----- THE RECORDS -----

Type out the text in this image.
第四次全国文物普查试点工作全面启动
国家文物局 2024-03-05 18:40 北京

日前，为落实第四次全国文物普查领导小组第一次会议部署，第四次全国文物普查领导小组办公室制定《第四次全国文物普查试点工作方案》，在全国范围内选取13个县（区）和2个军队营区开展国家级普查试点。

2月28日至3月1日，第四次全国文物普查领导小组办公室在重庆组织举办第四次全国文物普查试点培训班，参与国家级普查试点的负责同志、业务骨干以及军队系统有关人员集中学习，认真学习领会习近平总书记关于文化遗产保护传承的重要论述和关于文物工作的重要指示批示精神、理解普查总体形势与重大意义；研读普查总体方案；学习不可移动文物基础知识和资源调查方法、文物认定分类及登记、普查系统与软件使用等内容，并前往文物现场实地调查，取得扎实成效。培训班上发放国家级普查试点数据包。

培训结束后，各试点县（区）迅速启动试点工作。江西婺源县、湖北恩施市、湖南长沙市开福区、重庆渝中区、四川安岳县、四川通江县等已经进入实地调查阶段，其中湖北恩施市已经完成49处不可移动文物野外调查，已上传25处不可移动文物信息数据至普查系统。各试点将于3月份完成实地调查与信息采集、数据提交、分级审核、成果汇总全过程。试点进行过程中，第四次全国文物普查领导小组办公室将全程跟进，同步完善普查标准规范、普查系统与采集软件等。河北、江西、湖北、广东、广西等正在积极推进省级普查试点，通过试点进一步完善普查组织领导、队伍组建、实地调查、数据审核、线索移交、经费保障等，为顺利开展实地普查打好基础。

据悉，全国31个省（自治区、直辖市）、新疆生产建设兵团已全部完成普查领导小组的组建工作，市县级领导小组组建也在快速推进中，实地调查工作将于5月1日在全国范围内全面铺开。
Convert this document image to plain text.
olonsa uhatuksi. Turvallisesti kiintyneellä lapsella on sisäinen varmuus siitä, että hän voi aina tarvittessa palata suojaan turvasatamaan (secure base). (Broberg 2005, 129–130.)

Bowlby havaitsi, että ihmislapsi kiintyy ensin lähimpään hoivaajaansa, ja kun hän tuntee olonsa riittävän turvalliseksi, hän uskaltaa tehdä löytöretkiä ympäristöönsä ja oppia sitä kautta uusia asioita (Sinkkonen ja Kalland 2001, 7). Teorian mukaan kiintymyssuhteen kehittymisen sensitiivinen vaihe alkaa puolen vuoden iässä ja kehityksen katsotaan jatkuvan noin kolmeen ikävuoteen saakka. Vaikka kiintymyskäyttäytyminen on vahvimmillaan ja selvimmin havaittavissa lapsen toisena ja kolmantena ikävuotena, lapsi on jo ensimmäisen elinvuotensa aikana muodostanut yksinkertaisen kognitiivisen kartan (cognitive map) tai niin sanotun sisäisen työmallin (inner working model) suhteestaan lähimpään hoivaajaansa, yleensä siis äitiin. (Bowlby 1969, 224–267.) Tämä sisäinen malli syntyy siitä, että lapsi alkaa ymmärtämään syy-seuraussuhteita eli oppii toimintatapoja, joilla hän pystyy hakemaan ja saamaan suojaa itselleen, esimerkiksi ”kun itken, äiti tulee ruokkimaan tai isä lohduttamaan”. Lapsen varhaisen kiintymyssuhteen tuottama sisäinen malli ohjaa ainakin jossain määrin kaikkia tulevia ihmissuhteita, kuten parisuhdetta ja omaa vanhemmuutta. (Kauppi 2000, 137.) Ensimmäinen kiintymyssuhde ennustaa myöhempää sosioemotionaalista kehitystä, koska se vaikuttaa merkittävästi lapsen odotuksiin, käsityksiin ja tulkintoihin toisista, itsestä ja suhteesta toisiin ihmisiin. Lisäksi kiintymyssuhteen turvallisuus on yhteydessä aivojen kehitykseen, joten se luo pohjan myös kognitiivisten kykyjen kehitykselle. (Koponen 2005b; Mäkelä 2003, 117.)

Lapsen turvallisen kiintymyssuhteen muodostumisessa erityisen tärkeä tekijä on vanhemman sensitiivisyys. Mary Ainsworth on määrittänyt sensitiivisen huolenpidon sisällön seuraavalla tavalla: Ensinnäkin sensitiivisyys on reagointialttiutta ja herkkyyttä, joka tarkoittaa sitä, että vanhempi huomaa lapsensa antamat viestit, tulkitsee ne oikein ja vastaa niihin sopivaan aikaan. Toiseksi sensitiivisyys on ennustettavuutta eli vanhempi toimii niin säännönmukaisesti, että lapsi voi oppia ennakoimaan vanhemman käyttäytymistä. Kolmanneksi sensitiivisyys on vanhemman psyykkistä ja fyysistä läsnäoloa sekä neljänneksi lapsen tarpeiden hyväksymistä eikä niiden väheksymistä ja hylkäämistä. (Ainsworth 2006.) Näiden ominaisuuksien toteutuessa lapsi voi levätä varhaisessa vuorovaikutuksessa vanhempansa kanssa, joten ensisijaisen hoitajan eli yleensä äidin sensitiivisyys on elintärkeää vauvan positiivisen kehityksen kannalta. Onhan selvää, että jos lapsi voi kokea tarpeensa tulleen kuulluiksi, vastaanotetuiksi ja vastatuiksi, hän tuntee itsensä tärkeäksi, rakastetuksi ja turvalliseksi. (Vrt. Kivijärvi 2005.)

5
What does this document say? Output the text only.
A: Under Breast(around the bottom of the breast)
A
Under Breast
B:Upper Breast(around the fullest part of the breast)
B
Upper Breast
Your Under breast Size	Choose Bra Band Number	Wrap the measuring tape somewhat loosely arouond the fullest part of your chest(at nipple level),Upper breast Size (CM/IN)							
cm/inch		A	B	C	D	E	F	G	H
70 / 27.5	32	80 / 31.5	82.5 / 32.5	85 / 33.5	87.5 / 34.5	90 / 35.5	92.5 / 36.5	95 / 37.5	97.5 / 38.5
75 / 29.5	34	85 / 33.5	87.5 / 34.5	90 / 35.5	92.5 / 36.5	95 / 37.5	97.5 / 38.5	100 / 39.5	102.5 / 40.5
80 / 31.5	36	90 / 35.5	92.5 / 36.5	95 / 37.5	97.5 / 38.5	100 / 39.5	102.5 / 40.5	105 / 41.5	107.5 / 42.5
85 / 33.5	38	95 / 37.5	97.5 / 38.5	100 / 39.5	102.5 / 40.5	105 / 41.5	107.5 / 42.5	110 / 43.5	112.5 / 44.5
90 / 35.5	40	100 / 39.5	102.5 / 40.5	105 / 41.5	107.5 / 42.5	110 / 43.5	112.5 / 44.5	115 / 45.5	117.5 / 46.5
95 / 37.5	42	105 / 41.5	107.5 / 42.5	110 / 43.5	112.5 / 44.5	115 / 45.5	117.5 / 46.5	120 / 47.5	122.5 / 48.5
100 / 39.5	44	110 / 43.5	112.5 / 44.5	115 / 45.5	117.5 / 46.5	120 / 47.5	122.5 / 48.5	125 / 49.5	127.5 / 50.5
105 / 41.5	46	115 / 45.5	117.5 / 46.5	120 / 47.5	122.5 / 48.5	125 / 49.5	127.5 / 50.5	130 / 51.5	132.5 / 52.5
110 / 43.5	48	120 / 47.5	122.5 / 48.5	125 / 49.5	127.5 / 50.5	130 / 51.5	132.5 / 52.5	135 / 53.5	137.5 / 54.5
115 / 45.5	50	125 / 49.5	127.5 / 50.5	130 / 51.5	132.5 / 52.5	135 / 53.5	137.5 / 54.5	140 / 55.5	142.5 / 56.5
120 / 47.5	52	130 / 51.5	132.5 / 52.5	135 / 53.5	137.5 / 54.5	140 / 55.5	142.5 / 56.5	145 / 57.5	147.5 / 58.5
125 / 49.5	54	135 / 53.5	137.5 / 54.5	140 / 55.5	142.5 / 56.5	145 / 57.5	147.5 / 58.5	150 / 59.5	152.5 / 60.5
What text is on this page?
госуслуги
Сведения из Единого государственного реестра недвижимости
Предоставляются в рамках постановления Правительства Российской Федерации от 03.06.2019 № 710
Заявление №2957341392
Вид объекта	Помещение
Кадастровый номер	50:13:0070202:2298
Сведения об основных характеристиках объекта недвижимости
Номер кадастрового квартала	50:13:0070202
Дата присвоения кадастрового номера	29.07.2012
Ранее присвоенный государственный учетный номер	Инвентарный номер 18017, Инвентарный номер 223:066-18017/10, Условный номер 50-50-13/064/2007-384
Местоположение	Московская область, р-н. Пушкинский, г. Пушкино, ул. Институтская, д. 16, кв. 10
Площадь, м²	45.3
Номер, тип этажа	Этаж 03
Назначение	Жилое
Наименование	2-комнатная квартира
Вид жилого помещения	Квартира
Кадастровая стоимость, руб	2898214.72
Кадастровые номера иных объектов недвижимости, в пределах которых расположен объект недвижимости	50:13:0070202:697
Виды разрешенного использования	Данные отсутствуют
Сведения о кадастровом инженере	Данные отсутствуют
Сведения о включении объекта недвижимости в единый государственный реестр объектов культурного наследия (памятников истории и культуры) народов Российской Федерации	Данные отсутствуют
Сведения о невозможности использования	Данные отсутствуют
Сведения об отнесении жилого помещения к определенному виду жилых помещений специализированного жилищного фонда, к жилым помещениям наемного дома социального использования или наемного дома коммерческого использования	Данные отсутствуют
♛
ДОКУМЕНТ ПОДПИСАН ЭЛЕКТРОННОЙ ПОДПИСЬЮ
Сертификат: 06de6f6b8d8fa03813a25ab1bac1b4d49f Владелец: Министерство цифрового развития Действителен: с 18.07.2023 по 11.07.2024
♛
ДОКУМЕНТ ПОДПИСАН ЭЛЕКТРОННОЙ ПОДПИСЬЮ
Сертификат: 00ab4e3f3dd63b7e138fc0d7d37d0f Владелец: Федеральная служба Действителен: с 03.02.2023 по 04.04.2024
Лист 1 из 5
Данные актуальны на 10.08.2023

-----

=== WHAT THIS TASK INVOLVES ===
In the entries above, find every line holding the word "использования" and copy it out.

=== SOLUTION TO THIS PROBLEM ===
Виды разрешенного использования	Данные отсутствуют
Сведения о невозможности использования	Данные отсутствуют
Сведения об отнесении жилого помещения к определенному виду жилых помещений специализированного жилищного фонда, к жилым помещениям наемного дома социального использования или наемного дома коммерческого использования	Данные отсутствуют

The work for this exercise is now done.